Figure collection entries:
_ _ _ _ _

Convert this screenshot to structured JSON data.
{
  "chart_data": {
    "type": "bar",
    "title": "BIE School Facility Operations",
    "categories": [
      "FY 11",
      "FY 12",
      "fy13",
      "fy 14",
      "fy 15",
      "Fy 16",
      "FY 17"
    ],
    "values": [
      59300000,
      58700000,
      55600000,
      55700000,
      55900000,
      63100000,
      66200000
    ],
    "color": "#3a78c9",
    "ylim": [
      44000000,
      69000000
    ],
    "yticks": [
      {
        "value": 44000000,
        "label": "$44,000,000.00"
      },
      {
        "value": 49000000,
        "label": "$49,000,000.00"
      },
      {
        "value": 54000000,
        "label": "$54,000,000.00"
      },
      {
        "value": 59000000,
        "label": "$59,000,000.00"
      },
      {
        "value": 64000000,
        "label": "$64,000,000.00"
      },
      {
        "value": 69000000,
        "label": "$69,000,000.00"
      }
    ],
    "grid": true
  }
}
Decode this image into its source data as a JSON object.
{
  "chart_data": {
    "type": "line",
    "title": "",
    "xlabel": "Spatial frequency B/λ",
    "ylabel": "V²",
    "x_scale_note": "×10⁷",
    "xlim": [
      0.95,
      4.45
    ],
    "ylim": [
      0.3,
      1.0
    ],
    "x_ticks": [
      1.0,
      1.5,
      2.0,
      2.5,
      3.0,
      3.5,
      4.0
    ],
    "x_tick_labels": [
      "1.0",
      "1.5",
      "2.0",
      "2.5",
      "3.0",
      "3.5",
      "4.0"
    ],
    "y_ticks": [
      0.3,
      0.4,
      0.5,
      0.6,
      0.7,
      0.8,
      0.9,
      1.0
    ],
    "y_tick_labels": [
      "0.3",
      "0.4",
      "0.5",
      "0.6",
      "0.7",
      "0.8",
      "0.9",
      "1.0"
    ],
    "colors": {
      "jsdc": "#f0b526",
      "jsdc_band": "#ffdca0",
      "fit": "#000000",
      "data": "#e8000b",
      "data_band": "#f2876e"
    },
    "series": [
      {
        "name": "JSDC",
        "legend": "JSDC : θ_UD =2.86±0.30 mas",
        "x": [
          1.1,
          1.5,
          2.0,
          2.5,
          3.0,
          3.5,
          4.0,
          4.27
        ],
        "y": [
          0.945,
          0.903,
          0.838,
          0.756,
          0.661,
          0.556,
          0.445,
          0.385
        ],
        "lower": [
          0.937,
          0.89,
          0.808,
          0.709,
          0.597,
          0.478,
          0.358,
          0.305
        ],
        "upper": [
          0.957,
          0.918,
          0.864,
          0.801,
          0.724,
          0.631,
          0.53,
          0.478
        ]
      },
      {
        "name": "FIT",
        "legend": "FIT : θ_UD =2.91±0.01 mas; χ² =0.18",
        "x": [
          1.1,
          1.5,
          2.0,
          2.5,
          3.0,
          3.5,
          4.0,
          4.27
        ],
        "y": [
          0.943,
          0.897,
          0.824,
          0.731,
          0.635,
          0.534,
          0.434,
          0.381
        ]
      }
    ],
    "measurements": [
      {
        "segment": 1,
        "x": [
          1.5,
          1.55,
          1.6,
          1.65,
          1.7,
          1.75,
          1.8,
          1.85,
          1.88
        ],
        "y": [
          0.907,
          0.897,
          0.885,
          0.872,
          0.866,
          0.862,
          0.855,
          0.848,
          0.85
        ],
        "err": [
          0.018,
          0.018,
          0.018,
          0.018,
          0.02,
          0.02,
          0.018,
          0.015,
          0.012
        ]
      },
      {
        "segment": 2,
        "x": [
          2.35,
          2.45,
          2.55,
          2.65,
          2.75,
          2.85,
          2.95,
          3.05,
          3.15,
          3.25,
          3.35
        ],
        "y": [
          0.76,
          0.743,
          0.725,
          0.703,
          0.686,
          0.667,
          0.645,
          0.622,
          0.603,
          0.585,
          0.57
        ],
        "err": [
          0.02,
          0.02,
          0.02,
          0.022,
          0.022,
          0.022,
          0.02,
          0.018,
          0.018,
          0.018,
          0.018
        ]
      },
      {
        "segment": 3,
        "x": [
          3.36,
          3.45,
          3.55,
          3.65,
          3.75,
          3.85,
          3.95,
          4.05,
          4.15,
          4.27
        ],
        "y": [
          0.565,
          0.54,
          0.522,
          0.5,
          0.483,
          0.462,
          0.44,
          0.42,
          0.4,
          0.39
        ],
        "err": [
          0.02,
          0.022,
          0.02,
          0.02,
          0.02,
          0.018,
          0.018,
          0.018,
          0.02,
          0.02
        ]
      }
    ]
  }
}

_ _ _ _ _

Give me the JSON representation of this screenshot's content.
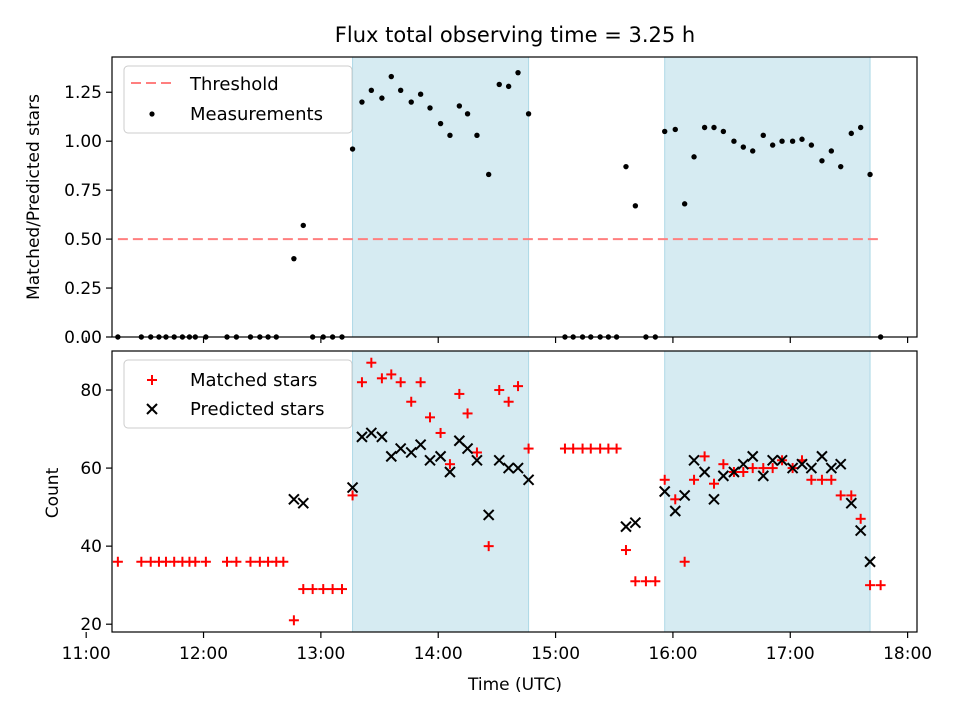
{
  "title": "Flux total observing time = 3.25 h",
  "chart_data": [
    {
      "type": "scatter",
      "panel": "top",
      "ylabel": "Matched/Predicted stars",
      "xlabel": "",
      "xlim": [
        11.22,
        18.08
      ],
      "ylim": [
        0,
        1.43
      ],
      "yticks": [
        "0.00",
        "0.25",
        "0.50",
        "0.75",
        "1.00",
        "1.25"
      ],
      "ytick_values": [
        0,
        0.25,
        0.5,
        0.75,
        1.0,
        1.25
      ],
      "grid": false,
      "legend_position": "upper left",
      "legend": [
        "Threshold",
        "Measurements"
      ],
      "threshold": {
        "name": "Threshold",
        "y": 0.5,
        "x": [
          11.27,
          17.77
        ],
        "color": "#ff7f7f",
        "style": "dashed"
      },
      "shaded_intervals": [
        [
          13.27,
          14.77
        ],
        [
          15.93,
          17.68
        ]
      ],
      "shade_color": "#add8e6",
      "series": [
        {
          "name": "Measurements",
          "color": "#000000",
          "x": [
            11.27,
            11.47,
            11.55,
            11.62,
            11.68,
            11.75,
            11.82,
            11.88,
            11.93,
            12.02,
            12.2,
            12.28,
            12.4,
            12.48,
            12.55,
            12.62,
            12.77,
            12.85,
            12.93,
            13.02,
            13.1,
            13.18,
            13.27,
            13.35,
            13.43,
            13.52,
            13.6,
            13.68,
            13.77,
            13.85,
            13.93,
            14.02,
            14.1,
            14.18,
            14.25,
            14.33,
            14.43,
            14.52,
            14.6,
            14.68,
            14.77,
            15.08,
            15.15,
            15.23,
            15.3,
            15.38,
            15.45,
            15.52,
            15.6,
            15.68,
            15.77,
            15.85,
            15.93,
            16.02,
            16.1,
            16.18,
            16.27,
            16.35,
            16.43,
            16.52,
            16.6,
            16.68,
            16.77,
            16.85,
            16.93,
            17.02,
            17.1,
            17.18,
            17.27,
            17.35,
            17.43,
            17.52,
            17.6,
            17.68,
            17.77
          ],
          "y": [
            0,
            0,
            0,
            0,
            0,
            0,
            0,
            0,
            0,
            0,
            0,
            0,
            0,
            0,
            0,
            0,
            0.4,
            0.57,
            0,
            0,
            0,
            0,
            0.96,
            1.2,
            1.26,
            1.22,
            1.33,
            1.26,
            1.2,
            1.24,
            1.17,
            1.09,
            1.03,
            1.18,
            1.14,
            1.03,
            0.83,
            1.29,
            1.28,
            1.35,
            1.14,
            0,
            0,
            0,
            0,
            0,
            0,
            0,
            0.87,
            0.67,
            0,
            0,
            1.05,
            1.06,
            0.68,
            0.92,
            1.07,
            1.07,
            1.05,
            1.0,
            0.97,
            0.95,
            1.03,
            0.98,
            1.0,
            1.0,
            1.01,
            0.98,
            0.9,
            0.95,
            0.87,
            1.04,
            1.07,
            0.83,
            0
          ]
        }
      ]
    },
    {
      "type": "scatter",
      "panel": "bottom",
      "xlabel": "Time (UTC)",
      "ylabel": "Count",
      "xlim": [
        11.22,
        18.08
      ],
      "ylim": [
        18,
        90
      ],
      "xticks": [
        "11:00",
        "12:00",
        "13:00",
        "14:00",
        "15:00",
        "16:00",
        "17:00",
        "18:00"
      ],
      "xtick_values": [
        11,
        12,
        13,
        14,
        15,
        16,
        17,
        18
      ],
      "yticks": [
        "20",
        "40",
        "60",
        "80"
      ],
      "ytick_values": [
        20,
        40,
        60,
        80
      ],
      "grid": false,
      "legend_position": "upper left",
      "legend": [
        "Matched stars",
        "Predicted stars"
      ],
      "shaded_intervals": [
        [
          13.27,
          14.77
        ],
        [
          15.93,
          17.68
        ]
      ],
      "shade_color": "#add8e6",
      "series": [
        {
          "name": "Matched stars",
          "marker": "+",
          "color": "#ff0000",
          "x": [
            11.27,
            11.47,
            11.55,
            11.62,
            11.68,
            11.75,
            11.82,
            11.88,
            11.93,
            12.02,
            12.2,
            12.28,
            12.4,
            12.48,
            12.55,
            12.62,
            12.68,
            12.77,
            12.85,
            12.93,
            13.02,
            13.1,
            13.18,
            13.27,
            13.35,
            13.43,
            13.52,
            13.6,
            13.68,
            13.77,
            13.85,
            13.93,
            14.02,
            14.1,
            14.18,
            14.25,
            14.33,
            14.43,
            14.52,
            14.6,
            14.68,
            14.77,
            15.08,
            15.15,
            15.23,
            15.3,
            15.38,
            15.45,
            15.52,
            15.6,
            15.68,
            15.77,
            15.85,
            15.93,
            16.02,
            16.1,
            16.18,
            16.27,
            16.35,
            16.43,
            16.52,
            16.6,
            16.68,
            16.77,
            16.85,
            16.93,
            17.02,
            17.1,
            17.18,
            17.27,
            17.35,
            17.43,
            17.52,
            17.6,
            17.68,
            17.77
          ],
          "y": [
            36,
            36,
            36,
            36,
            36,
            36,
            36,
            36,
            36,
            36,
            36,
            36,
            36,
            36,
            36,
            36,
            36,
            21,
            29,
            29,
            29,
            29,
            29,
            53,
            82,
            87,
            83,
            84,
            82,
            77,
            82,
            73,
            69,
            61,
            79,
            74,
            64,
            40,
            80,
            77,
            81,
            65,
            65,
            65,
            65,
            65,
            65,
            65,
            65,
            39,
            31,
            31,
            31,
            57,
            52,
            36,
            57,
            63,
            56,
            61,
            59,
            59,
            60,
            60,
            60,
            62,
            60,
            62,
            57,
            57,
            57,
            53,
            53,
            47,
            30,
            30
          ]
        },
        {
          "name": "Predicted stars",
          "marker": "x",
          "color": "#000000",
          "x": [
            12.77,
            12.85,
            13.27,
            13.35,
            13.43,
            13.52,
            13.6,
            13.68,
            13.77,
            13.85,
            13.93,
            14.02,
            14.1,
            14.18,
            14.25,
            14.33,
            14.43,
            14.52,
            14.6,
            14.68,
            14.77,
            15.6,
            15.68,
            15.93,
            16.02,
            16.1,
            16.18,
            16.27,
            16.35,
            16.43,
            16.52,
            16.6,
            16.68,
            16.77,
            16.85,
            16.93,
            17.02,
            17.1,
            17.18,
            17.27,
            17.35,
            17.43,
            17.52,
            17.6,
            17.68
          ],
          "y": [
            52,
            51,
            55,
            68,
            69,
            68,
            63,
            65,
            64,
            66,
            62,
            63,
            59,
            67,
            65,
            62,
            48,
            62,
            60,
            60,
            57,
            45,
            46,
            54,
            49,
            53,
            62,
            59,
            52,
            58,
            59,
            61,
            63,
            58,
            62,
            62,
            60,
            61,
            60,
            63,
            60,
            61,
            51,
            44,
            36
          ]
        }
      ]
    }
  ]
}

_ _ _ _ _

PROBLEM »
Search the listing above for the string "title". Copy every line that contains it.

RESULT OF THIS EXERCISE »
    "title": "BIE School Facility Operations",
    "title": "",
  "title": "Flux total observing time = 3.25 h",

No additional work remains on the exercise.